▸ **Source extract**
= = = =

Code of Civil Procedure section 425.16 (anti-SLAPP statute) provides a mechanism to resolve, at an early stage of litigation, lawsuits brought primarily to chill the valid exercise of the constitutional rights of freedom of speech and petition for redress of grievances. The anti-SLAPP statute allows a defendant to bring a special motion to strike a claim, or portions of a claim, targeted at protected speech or conduct. Once the defendant shows its actions are protected under the anti-SLAPP statute, the plaintiff must then produce prima facie evidence supporting its claim, i.e., must demonstrate a reasonable probability of success. If the plaintiff fails, the claim will be dismissed.

All undesignated statutory references are to the Code of Civil Procedure.

= = = =

▸ **Extracted data**
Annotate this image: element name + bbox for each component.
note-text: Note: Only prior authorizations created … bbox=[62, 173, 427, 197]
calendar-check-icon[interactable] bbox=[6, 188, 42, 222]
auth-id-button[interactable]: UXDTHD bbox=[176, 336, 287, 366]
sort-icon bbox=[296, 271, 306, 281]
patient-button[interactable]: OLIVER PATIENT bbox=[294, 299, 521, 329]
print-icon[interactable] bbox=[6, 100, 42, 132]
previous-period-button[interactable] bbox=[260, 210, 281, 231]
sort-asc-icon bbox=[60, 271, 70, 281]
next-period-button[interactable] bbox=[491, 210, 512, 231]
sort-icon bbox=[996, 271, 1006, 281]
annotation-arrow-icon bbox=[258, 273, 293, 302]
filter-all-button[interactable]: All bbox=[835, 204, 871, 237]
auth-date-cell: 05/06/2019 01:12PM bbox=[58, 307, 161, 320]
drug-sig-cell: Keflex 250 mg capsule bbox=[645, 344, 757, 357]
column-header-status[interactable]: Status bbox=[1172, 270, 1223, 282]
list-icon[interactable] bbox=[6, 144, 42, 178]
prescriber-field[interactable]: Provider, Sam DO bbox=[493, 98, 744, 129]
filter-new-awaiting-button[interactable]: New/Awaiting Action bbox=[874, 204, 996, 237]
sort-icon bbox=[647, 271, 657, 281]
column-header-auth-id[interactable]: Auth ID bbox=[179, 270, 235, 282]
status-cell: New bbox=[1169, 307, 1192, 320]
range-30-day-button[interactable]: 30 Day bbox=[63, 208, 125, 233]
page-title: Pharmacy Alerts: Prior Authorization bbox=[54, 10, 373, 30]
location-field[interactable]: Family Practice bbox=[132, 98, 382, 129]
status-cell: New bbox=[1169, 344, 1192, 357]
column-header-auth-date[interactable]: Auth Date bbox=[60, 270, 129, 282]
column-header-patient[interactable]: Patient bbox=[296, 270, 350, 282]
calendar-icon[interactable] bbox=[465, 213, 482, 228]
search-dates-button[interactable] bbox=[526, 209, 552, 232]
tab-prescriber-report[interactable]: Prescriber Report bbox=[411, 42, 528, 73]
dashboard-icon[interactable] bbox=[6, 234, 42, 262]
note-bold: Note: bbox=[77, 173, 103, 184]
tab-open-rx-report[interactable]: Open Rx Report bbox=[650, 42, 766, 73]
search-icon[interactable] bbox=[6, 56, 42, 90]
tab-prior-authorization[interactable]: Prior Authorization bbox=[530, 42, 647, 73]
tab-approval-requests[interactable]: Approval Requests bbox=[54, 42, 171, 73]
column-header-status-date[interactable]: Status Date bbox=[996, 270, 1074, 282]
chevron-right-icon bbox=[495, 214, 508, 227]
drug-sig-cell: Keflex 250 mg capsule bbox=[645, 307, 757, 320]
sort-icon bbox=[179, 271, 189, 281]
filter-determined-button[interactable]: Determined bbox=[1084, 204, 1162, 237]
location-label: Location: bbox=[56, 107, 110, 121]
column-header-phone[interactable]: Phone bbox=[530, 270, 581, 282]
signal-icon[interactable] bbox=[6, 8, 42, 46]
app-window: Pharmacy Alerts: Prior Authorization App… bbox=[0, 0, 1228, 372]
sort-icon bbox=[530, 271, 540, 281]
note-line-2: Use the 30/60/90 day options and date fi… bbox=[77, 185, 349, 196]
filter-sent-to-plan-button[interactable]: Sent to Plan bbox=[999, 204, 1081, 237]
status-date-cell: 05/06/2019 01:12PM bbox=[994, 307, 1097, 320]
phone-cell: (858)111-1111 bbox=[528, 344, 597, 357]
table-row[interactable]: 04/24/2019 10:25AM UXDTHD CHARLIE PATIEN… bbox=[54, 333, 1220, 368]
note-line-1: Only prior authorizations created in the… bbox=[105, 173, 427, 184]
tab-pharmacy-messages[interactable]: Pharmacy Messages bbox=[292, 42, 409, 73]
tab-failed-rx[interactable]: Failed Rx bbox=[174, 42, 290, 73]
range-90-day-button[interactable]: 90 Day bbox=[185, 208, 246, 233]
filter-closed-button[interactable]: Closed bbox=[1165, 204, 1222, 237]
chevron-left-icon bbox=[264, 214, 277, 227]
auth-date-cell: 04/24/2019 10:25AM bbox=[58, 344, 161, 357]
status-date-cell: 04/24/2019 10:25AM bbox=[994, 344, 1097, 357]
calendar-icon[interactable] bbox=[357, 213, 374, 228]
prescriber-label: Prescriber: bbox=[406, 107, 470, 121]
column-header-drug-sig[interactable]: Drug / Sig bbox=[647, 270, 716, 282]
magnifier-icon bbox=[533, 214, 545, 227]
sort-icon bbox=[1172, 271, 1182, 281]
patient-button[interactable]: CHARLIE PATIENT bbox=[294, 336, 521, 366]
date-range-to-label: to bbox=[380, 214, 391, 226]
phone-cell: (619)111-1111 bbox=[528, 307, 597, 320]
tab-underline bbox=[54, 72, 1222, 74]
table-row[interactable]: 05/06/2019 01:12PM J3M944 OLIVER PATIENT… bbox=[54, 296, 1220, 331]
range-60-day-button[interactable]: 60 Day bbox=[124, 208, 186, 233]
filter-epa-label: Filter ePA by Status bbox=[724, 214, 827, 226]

= = = =

▸ **Tasks to perform**
[A] Answer these from the anti-SLAPP passage:
(i) Which section of the Code of Civil Procedure is the anti-SLAPP statute?
(ii) What does the plaintiff have to produce once the defendant shows its actions are protected?
(iii) Which code do all undesignated statutory references point to?
[B] Put the entries from their first line through the line holding "column-header-auth-id[interactable]: Auth ID", inclusive, into a Markdown table with the columns "No." and "Line". Include only those lines, and skip any blank ones.

▸ **Responses in order**
[A]
(i) Section 425.16
(ii) Prima facie evidence supporting its claim, which means it must demonstrate a reasonable probability of success
(iii) The Code of Civil Procedure

[B]
| No. | Line |
|---|---|
| 1 | Annotate this image: element name + bbox for each component. |
| 2 | note-text: Note: Only prior authorizations created … bbox=[62, 173, 427, 197] |
| 3 | calendar-check-icon[interactable] bbox=[6, 188, 42, 222] |
| 4 | auth-id-button[interactable]: UXDTHD bbox=[176, 336, 287, 366] |
| 5 | sort-icon bbox=[296, 271, 306, 281] |
| 6 | patient-button[interactable]: OLIVER PATIENT bbox=[294, 299, 521, 329] |
| 7 | print-icon[interactable] bbox=[6, 100, 42, 132] |
| 8 | previous-period-button[interactable] bbox=[260, 210, 281, 231] |
| 9 | sort-asc-icon bbox=[60, 271, 70, 281] |
| 10 | next-period-button[interactable] bbox=[491, 210, 512, 231] |
| 11 | sort-icon bbox=[996, 271, 1006, 281] |
| 12 | annotation-arrow-icon bbox=[258, 273, 293, 302] |
| 13 | filter-all-button[interactable]: All bbox=[835, 204, 871, 237] |
| 14 | auth-date-cell: 05/06/2019 01:12PM bbox=[58, 307, 161, 320] |
| 15 | drug-sig-cell: Keflex 250 mg capsule bbox=[645, 344, 757, 357] |
| 16 | column-header-status[interactable]: Status bbox=[1172, 270, 1223, 282] |
| 17 | list-icon[interactable] bbox=[6, 144, 42, 178] |
| 18 | prescriber-field[interactable]: Provider, Sam DO bbox=[493, 98, 744, 129] |
| 19 | filter-new-awaiting-button[interactable]: New/Awaiting Action bbox=[874, 204, 996, 237] |
| 20 | sort-icon bbox=[647, 271, 657, 281] |
| 21 | column-header-auth-id[interactable]: Auth ID bbox=[179, 270, 235, 282] |